__Stated problem__: Your task is to copy every line of this material exactly.

====== Data section ======

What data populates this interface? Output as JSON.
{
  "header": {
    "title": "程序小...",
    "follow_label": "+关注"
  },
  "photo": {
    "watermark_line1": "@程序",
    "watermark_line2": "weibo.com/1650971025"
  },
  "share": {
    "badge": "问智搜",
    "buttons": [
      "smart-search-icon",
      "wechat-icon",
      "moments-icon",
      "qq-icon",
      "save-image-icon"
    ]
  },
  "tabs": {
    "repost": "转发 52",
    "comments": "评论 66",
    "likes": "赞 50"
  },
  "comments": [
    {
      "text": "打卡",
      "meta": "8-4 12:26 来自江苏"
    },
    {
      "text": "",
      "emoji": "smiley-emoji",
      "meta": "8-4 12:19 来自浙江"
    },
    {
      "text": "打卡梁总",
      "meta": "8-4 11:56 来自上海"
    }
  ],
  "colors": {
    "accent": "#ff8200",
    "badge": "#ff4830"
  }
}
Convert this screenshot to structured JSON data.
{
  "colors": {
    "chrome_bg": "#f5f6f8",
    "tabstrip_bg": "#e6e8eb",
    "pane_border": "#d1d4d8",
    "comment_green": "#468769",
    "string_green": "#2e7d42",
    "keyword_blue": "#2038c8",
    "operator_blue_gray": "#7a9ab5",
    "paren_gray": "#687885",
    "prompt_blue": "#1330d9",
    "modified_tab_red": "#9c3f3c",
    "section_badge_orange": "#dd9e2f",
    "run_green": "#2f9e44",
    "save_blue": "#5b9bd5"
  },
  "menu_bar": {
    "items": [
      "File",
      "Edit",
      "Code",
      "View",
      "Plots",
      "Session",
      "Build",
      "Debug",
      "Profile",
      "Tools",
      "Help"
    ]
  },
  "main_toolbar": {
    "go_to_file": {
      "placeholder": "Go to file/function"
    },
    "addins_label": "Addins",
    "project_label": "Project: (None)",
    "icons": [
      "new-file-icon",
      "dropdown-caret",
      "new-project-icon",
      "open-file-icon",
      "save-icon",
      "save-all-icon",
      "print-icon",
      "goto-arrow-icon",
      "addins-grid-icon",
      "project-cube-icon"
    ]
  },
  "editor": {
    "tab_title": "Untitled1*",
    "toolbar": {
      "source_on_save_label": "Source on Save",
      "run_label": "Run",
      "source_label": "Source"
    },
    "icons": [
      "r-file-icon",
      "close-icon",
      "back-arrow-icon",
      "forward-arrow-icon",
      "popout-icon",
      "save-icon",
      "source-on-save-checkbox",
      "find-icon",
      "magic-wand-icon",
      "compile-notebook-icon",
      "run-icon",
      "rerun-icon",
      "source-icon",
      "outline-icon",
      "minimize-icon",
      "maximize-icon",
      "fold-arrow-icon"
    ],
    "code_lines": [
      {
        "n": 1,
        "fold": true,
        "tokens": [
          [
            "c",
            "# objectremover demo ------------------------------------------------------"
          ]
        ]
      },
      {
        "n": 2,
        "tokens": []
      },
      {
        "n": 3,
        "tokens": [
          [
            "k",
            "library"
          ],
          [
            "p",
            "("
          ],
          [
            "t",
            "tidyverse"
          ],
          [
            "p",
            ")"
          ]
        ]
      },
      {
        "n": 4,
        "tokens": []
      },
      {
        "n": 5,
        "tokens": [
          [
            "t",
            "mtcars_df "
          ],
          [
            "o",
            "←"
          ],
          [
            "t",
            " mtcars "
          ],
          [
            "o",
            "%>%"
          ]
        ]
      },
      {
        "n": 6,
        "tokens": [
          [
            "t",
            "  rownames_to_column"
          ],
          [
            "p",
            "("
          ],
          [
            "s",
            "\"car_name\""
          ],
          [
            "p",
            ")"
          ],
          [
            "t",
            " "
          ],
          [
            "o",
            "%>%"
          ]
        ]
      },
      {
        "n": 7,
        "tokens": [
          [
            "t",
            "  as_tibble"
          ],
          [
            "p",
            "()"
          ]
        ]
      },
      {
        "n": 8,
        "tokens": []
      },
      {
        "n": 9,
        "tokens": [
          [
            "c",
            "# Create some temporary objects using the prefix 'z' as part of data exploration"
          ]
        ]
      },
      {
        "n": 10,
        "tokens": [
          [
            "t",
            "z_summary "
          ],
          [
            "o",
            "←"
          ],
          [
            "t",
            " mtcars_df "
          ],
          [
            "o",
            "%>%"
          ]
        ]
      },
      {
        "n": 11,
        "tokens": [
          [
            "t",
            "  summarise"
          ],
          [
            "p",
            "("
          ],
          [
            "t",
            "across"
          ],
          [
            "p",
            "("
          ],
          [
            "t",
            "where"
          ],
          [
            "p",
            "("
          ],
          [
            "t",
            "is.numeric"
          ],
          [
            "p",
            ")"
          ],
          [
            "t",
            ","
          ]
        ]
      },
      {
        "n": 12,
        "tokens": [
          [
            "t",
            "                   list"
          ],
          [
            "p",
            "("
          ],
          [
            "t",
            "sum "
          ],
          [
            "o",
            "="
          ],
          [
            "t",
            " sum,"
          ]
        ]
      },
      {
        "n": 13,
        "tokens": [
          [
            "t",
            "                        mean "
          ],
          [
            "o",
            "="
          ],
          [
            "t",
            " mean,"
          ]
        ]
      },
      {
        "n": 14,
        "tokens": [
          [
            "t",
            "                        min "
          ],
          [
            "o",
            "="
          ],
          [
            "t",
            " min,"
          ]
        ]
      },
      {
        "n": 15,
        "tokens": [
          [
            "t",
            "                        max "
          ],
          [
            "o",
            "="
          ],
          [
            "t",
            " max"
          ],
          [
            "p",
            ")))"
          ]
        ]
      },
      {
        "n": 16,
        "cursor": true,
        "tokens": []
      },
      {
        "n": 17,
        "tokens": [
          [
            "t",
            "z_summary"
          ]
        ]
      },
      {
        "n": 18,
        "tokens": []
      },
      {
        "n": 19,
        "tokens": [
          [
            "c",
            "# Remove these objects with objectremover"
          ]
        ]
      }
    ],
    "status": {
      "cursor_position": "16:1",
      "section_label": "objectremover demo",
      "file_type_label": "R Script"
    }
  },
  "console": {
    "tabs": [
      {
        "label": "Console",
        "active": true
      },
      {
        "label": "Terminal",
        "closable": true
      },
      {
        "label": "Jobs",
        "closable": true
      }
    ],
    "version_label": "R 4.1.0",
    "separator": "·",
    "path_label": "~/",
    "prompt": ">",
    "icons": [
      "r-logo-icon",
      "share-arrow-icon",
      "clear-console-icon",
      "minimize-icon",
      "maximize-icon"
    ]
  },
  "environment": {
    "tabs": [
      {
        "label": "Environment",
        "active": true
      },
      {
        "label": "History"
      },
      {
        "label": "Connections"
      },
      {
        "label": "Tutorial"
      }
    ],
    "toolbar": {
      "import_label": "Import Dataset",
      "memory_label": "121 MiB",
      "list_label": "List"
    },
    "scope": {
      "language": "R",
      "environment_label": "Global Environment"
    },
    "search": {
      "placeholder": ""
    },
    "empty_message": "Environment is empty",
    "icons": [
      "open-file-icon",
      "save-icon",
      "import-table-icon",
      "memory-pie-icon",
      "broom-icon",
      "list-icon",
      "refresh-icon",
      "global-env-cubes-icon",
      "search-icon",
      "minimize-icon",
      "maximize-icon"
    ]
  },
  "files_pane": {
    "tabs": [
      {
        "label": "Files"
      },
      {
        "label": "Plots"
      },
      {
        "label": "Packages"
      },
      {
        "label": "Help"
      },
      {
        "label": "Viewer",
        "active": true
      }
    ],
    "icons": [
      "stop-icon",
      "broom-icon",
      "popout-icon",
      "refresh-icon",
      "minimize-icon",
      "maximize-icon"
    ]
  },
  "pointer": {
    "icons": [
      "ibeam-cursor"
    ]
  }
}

======

__Exercise solution__:
What data populates this interface? Output as JSON.
{
  "header": {
    "title": "程序小...",
    "follow_label": "+关注"
  },
  "photo": {
    "watermark_line1": "@程序",
    "watermark_line2": "weibo.com/1650971025"
  },
  "share": {
    "badge": "问智搜",
    "buttons": [
      "smart-search-icon",
      "wechat-icon",
      "moments-icon",
      "qq-icon",
      "save-image-icon"
    ]
  },
  "tabs": {
    "repost": "转发 52",
    "comments": "评论 66",
    "likes": "赞 50"
  },
  "comments": [
    {
      "text": "打卡",
      "meta": "8-4 12:26 来自江苏"
    },
    {
      "text": "",
      "emoji": "smiley-emoji",
      "meta": "8-4 12:19 来自浙江"
    },
    {
      "text": "打卡梁总",
      "meta": "8-4 11:56 来自上海"
    }
  ],
  "colors": {
    "accent": "#ff8200",
    "badge": "#ff4830"
  }
}
Convert this screenshot to structured JSON data.
{
  "colors": {
    "chrome_bg": "#f5f6f8",
    "tabstrip_bg": "#e6e8eb",
    "pane_border": "#d1d4d8",
    "comment_green": "#468769",
    "string_green": "#2e7d42",
    "keyword_blue": "#2038c8",
    "operator_blue_gray": "#7a9ab5",
    "paren_gray": "#687885",
    "prompt_blue": "#1330d9",
    "modified_tab_red": "#9c3f3c",
    "section_badge_orange": "#dd9e2f",
    "run_green": "#2f9e44",
    "save_blue": "#5b9bd5"
  },
  "menu_bar": {
    "items": [
      "File",
      "Edit",
      "Code",
      "View",
      "Plots",
      "Session",
      "Build",
      "Debug",
      "Profile",
      "Tools",
      "Help"
    ]
  },
  "main_toolbar": {
    "go_to_file": {
      "placeholder": "Go to file/function"
    },
    "addins_label": "Addins",
    "project_label": "Project: (None)",
    "icons": [
      "new-file-icon",
      "dropdown-caret",
      "new-project-icon",
      "open-file-icon",
      "save-icon",
      "save-all-icon",
      "print-icon",
      "goto-arrow-icon",
      "addins-grid-icon",
      "project-cube-icon"
    ]
  },
  "editor": {
    "tab_title": "Untitled1*",
    "toolbar": {
      "source_on_save_label": "Source on Save",
      "run_label": "Run",
      "source_label": "Source"
    },
    "icons": [
      "r-file-icon",
      "close-icon",
      "back-arrow-icon",
      "forward-arrow-icon",
      "popout-icon",
      "save-icon",
      "source-on-save-checkbox",
      "find-icon",
      "magic-wand-icon",
      "compile-notebook-icon",
      "run-icon",
      "rerun-icon",
      "source-icon",
      "outline-icon",
      "minimize-icon",
      "maximize-icon",
      "fold-arrow-icon"
    ],
    "code_lines": [
      {
        "n": 1,
        "fold": true,
        "tokens": [
          [
            "c",
            "# objectremover demo ------------------------------------------------------"
          ]
        ]
      },
      {
        "n": 2,
        "tokens": []
      },
      {
        "n": 3,
        "tokens": [
          [
            "k",
            "library"
          ],
          [
            "p",
            "("
          ],
          [
            "t",
            "tidyverse"
          ],
          [
            "p",
            ")"
          ]
        ]
      },
      {
        "n": 4,
        "tokens": []
      },
      {
        "n": 5,
        "tokens": [
          [
            "t",
            "mtcars_df "
          ],
          [
            "o",
            "←"
          ],
          [
            "t",
            " mtcars "
          ],
          [
            "o",
            "%>%"
          ]
        ]
      },
      {
        "n": 6,
        "tokens": [
          [
            "t",
            "  rownames_to_column"
          ],
          [
            "p",
            "("
          ],
          [
            "s",
            "\"car_name\""
          ],
          [
            "p",
            ")"
          ],
          [
            "t",
            " "
          ],
          [
            "o",
            "%>%"
          ]
        ]
      },
      {
        "n": 7,
        "tokens": [
          [
            "t",
            "  as_tibble"
          ],
          [
            "p",
            "()"
          ]
        ]
      },
      {
        "n": 8,
        "tokens": []
      },
      {
        "n": 9,
        "tokens": [
          [
            "c",
            "# Create some temporary objects using the prefix 'z' as part of data exploration"
          ]
        ]
      },
      {
        "n": 10,
        "tokens": [
          [
            "t",
            "z_summary "
          ],
          [
            "o",
            "←"
          ],
          [
            "t",
            " mtcars_df "
          ],
          [
            "o",
            "%>%"
          ]
        ]
      },
      {
        "n": 11,
        "tokens": [
          [
            "t",
            "  summarise"
          ],
          [
            "p",
            "("
          ],
          [
            "t",
            "across"
          ],
          [
            "p",
            "("
          ],
          [
            "t",
            "where"
          ],
          [
            "p",
            "("
          ],
          [
            "t",
            "is.numeric"
          ],
          [
            "p",
            ")"
          ],
          [
            "t",
            ","
          ]
        ]
      },
      {
        "n": 12,
        "tokens": [
          [
            "t",
            "                   list"
          ],
          [
            "p",
            "("
          ],
          [
            "t",
            "sum "
          ],
          [
            "o",
            "="
          ],
          [
            "t",
            " sum,"
          ]
        ]
      },
      {
        "n": 13,
        "tokens": [
          [
            "t",
            "                        mean "
          ],
          [
            "o",
            "="
          ],
          [
            "t",
            " mean,"
          ]
        ]
      },
      {
        "n": 14,
        "tokens": [
          [
            "t",
            "                        min "
          ],
          [
            "o",
            "="
          ],
          [
            "t",
            " min,"
          ]
        ]
      },
      {
        "n": 15,
        "tokens": [
          [
            "t",
            "                        max "
          ],
          [
            "o",
            "="
          ],
          [
            "t",
            " max"
          ],
          [
            "p",
            ")))"
          ]
        ]
      },
      {
        "n": 16,
        "cursor": true,
        "tokens": []
      },
      {
        "n": 17,
        "tokens": [
          [
            "t",
            "z_summary"
          ]
        ]
      },
      {
        "n": 18,
        "tokens": []
      },
      {
        "n": 19,
        "tokens": [
          [
            "c",
            "# Remove these objects with objectremover"
          ]
        ]
      }
    ],
    "status": {
      "cursor_position": "16:1",
      "section_label": "objectremover demo",
      "file_type_label": "R Script"
    }
  },
  "console": {
    "tabs": [
      {
        "label": "Console",
        "active": true
      },
      {
        "label": "Terminal",
        "closable": true
      },
      {
        "label": "Jobs",
        "closable": true
      }
    ],
    "version_label": "R 4.1.0",
    "separator": "·",
    "path_label": "~/",
    "prompt": ">",
    "icons": [
      "r-logo-icon",
      "share-arrow-icon",
      "clear-console-icon",
      "minimize-icon",
      "maximize-icon"
    ]
  },
  "environment": {
    "tabs": [
      {
        "label": "Environment",
        "active": true
      },
      {
        "label": "History"
      },
      {
        "label": "Connections"
      },
      {
        "label": "Tutorial"
      }
    ],
    "toolbar": {
      "import_label": "Import Dataset",
      "memory_label": "121 MiB",
      "list_label": "List"
    },
    "scope": {
      "language": "R",
      "environment_label": "Global Environment"
    },
    "search": {
      "placeholder": ""
    },
    "empty_message": "Environment is empty",
    "icons": [
      "open-file-icon",
      "save-icon",
      "import-table-icon",
      "memory-pie-icon",
      "broom-icon",
      "list-icon",
      "refresh-icon",
      "global-env-cubes-icon",
      "search-icon",
      "minimize-icon",
      "maximize-icon"
    ]
  },
  "files_pane": {
    "tabs": [
      {
        "label": "Files"
      },
      {
        "label": "Plots"
      },
      {
        "label": "Packages"
      },
      {
        "label": "Help"
      },
      {
        "label": "Viewer",
        "active": true
      }
    ],
    "icons": [
      "stop-icon",
      "broom-icon",
      "popout-icon",
      "refresh-icon",
      "minimize-icon",
      "maximize-icon"
    ]
  },
  "pointer": {
    "icons": [
      "ibeam-cursor"
    ]
  }
}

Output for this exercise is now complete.